◆ **Task material**:
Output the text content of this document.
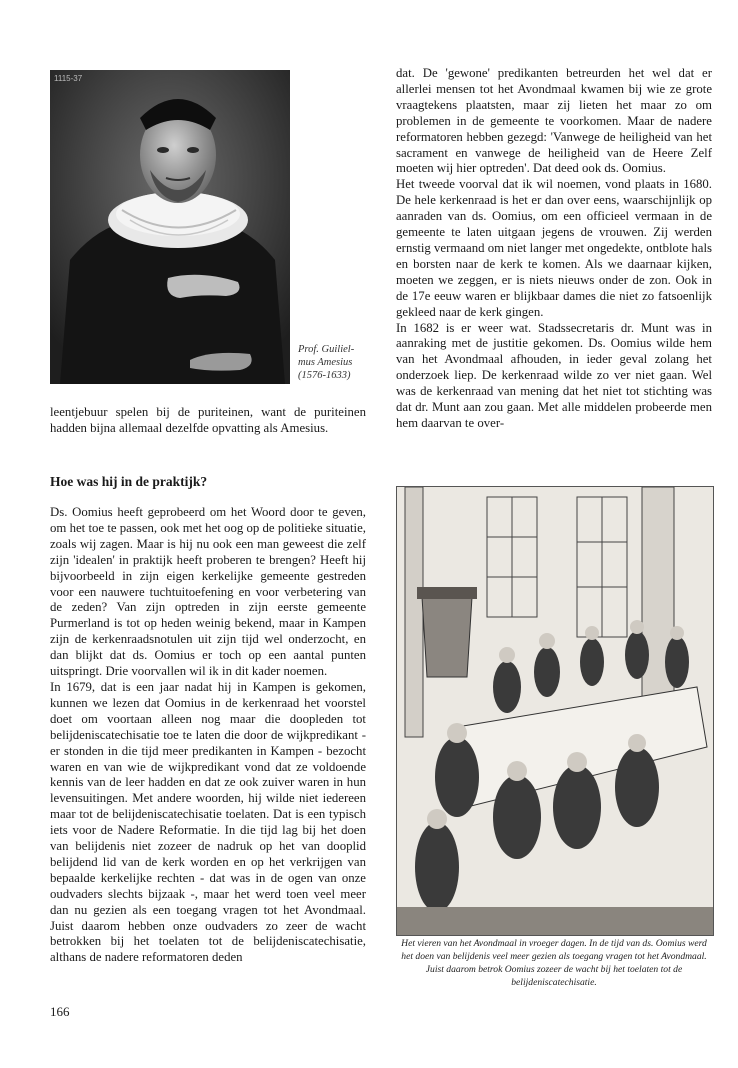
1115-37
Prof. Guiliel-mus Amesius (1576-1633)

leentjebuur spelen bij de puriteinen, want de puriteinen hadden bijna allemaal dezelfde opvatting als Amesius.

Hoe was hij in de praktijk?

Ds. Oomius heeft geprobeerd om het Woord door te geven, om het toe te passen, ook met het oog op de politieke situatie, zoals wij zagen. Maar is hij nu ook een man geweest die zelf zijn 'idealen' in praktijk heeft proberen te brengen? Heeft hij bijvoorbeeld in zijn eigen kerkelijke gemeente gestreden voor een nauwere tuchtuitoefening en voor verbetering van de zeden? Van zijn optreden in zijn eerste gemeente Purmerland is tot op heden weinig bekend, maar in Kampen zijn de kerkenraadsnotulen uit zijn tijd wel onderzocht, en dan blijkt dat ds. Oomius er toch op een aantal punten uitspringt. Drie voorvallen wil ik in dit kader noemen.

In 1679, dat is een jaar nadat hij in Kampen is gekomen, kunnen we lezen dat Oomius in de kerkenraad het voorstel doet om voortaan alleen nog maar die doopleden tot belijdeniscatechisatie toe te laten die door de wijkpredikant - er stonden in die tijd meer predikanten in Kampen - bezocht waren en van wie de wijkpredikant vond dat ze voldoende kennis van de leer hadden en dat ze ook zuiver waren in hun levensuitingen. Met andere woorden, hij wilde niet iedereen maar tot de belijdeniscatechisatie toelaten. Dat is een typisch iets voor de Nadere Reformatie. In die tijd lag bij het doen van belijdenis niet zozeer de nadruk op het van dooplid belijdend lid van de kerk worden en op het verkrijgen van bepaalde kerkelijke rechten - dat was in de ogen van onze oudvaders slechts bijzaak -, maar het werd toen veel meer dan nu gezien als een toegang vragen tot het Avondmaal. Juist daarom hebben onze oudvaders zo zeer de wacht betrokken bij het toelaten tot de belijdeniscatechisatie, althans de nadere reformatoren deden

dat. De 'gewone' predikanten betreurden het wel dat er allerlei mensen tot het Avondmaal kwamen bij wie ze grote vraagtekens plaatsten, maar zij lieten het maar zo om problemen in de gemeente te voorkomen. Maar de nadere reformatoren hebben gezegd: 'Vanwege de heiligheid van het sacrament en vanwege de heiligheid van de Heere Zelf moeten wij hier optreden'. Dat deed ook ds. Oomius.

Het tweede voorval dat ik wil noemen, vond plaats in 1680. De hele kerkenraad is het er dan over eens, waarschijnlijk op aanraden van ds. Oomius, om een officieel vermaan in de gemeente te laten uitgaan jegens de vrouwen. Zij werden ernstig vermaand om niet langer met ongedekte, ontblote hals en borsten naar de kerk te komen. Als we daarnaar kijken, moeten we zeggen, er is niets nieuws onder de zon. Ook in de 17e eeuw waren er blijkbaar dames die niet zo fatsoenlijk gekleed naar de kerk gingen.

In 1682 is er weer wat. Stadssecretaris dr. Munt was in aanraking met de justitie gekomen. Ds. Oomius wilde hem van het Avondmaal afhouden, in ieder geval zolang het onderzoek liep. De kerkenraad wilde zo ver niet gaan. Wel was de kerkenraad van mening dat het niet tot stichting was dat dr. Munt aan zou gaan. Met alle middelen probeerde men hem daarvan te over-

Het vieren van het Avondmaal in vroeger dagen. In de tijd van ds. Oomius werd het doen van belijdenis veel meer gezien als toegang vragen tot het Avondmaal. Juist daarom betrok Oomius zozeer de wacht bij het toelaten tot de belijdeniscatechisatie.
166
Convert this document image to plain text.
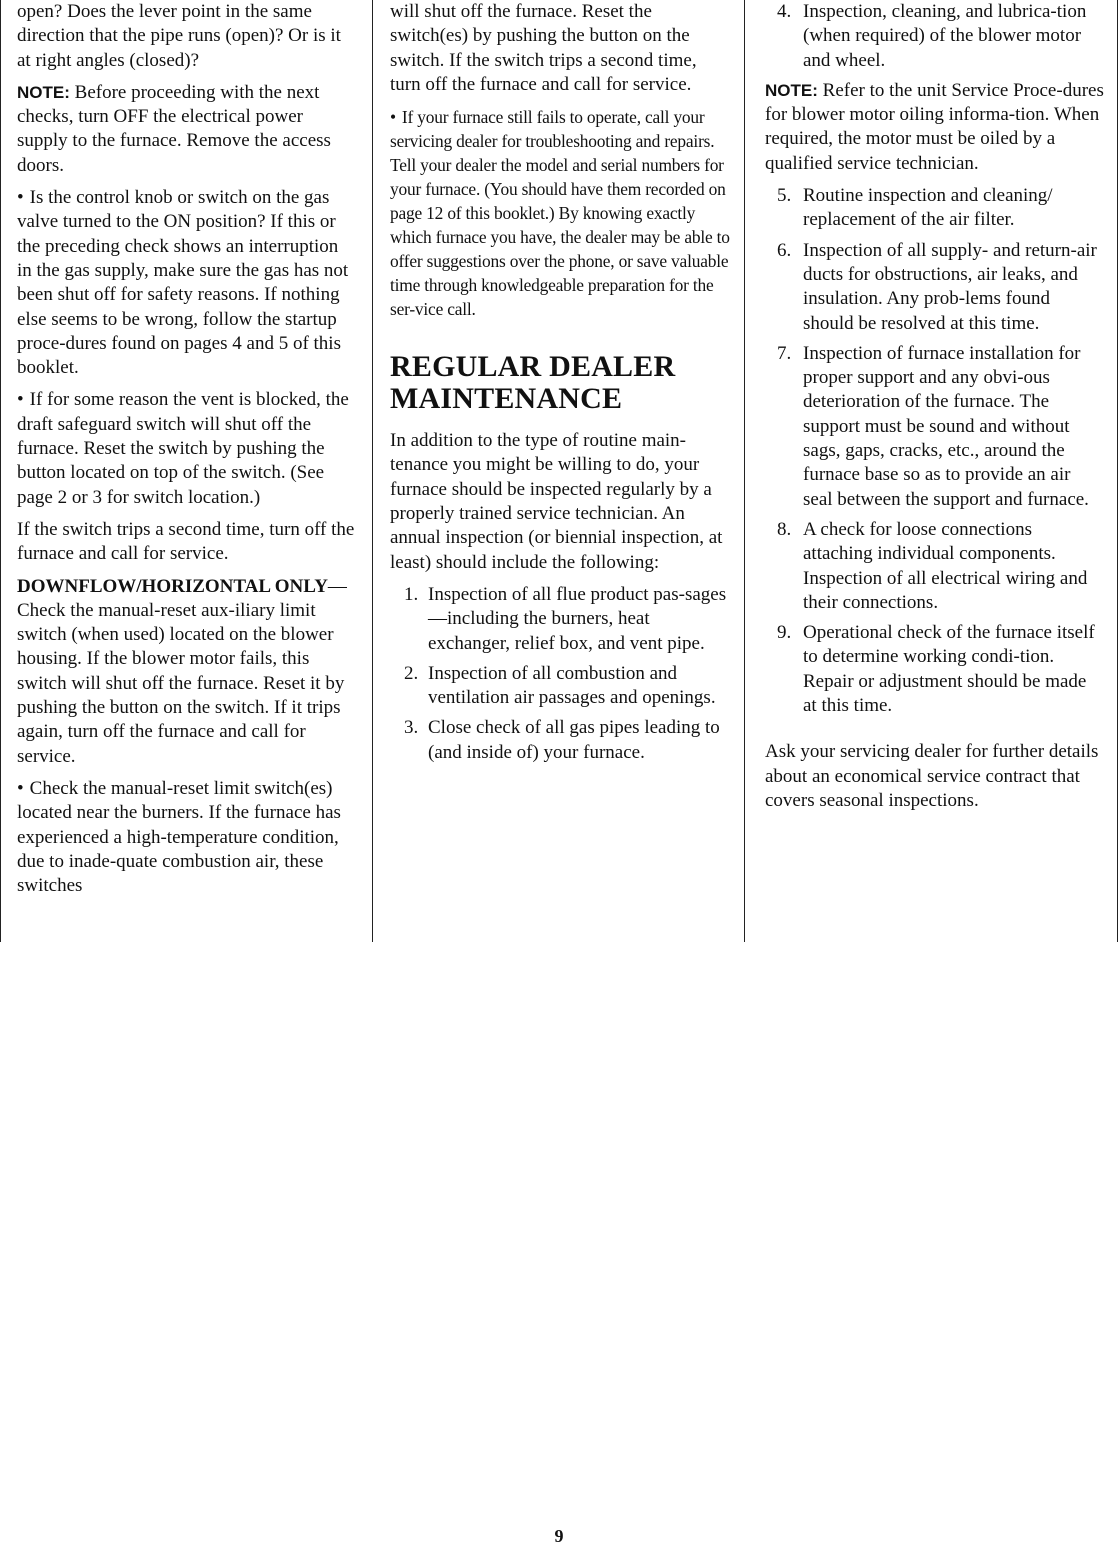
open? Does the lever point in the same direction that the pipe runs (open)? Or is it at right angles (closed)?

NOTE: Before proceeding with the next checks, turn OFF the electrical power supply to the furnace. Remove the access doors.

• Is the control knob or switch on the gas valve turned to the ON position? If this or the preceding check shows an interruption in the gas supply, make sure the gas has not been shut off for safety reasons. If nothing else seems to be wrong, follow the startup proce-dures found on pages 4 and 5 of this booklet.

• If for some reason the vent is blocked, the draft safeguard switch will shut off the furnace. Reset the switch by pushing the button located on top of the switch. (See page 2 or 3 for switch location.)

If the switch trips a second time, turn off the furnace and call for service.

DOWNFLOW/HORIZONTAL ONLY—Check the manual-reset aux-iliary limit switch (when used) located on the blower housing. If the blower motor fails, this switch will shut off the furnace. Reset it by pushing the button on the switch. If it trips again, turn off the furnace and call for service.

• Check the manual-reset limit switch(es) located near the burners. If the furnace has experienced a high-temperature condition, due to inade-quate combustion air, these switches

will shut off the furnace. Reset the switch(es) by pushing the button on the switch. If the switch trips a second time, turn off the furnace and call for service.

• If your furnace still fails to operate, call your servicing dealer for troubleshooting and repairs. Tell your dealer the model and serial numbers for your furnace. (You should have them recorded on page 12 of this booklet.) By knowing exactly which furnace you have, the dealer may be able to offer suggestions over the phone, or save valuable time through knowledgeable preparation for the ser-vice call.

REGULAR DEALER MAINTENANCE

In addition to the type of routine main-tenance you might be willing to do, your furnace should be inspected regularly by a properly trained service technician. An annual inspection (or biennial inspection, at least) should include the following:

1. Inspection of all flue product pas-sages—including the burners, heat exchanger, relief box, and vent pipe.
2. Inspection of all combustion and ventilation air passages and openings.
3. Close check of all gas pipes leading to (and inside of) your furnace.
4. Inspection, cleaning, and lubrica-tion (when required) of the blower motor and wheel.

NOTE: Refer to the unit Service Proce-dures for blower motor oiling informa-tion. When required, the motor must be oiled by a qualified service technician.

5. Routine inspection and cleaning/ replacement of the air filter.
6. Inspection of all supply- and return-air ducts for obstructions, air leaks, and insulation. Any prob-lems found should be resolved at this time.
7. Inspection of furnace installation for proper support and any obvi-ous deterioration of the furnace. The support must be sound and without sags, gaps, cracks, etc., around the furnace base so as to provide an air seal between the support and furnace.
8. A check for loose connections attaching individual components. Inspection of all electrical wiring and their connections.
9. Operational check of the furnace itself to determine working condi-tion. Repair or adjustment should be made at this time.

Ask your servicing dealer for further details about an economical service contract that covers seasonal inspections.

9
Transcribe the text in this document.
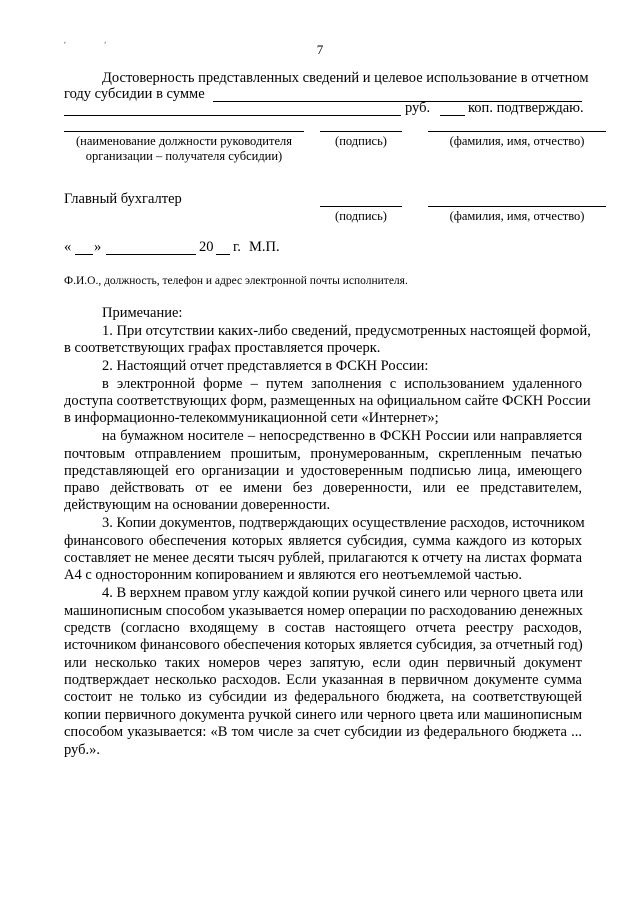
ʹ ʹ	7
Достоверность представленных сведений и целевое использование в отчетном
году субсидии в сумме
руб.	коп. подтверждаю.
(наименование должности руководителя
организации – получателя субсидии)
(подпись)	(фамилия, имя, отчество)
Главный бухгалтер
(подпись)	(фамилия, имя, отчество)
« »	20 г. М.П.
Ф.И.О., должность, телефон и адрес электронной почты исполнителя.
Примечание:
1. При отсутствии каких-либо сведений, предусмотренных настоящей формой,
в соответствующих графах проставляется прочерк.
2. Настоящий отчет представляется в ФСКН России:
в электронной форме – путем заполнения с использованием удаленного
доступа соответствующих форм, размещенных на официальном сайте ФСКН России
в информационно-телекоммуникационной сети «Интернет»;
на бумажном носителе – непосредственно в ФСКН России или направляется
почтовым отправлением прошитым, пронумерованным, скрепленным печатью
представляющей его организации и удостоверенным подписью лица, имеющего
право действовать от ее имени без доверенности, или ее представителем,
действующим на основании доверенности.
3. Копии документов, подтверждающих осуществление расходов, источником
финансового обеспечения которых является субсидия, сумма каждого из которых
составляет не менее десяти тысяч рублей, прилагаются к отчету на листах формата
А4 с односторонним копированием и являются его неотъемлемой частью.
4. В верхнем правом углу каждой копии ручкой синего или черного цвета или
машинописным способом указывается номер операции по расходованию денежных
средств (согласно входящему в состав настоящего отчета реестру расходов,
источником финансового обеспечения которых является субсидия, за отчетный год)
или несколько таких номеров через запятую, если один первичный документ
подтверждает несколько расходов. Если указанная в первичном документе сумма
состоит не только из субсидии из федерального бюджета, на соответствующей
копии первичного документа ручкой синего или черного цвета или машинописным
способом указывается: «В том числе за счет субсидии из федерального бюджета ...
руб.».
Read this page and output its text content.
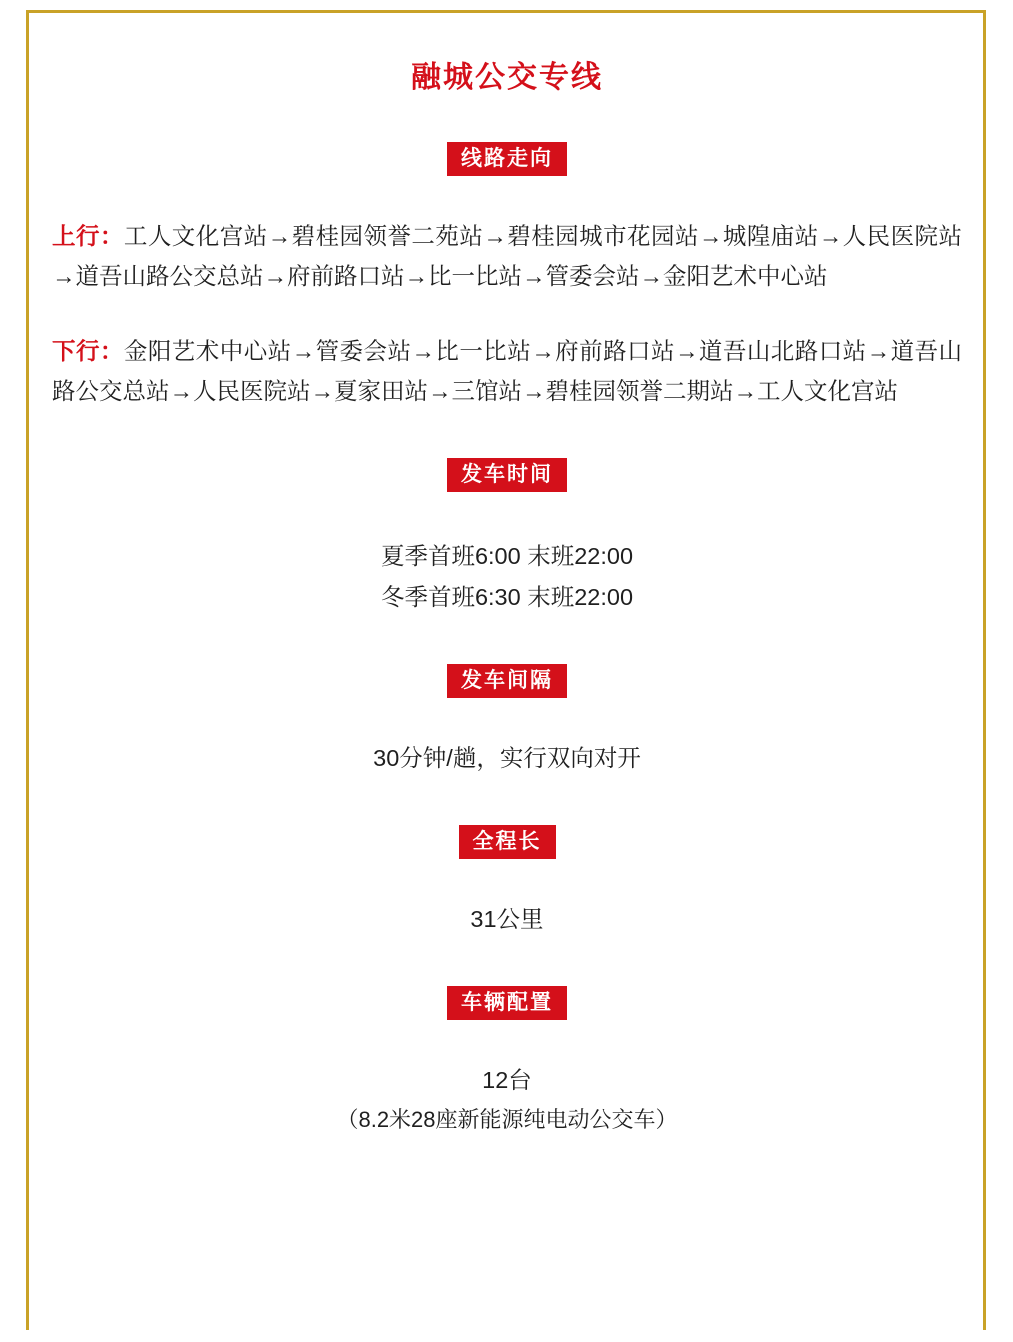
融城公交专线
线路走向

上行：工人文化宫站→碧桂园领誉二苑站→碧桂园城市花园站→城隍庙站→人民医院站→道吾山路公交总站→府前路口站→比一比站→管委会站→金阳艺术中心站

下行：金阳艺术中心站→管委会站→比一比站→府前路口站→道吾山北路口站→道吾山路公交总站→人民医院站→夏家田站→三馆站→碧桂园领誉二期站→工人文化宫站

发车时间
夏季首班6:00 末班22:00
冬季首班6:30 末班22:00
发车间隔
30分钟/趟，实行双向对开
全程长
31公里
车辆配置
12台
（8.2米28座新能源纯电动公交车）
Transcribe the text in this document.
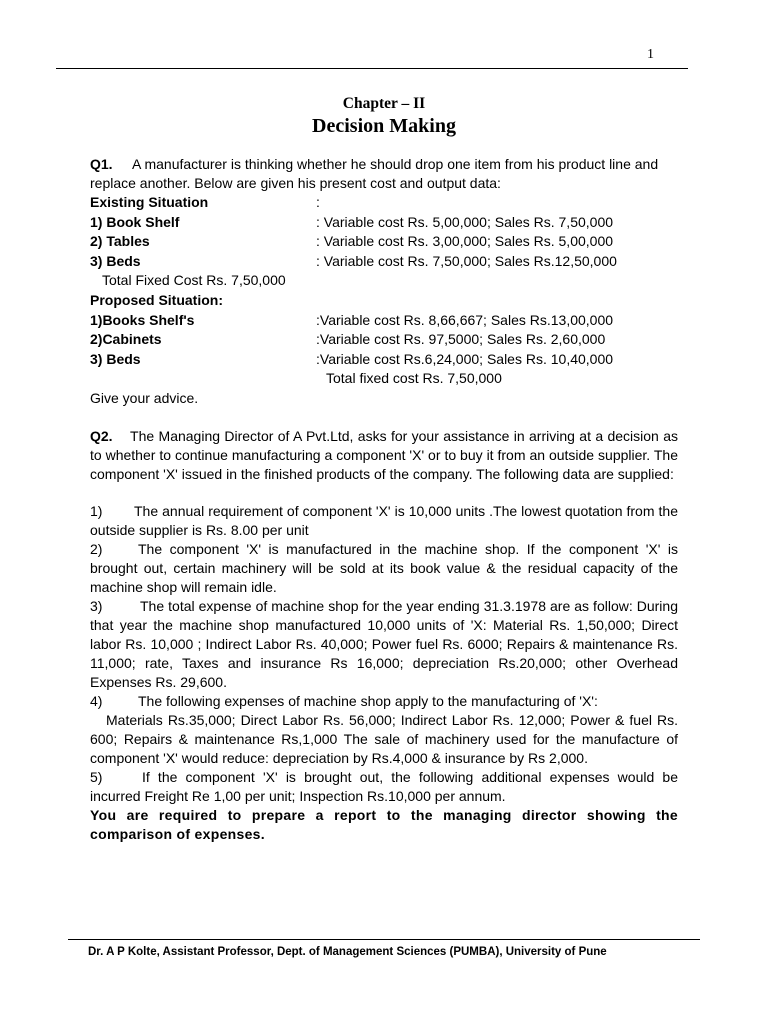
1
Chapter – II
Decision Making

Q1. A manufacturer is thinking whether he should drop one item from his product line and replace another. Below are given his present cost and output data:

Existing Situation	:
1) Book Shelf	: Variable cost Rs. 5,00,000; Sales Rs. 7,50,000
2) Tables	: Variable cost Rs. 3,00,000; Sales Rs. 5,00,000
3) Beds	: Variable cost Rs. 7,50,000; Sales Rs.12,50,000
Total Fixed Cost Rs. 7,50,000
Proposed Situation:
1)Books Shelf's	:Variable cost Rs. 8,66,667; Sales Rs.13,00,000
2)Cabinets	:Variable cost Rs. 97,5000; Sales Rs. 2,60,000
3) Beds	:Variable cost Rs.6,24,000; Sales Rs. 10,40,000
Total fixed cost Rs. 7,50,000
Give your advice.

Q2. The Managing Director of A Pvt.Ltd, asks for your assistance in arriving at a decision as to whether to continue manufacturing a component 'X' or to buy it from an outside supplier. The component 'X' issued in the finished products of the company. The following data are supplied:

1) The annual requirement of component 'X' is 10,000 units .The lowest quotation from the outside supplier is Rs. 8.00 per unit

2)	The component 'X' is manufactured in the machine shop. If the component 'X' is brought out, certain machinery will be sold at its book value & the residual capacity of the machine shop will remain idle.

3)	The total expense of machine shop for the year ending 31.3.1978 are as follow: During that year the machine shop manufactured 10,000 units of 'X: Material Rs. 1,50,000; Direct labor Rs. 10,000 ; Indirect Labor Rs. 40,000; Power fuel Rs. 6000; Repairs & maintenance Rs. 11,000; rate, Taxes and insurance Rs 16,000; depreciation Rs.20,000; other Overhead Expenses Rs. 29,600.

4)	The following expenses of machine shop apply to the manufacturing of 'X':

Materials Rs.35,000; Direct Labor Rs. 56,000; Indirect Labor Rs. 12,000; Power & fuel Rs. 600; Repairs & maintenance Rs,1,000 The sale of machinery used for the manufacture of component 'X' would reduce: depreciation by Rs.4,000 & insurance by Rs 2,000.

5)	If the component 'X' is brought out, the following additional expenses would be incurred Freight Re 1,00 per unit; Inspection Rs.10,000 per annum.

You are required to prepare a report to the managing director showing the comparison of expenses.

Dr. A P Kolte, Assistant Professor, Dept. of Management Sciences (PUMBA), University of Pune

◆ **Task details**:
Where a line of the data holds "electrical", show that line.

◆ **Result**:
NOTE: Before proceeding with the next checks, turn OFF the electrical power supply to the furnace. Remove the access doors.
8. A check for loose connections attaching individual components. Inspection of all electrical wiring and their connections.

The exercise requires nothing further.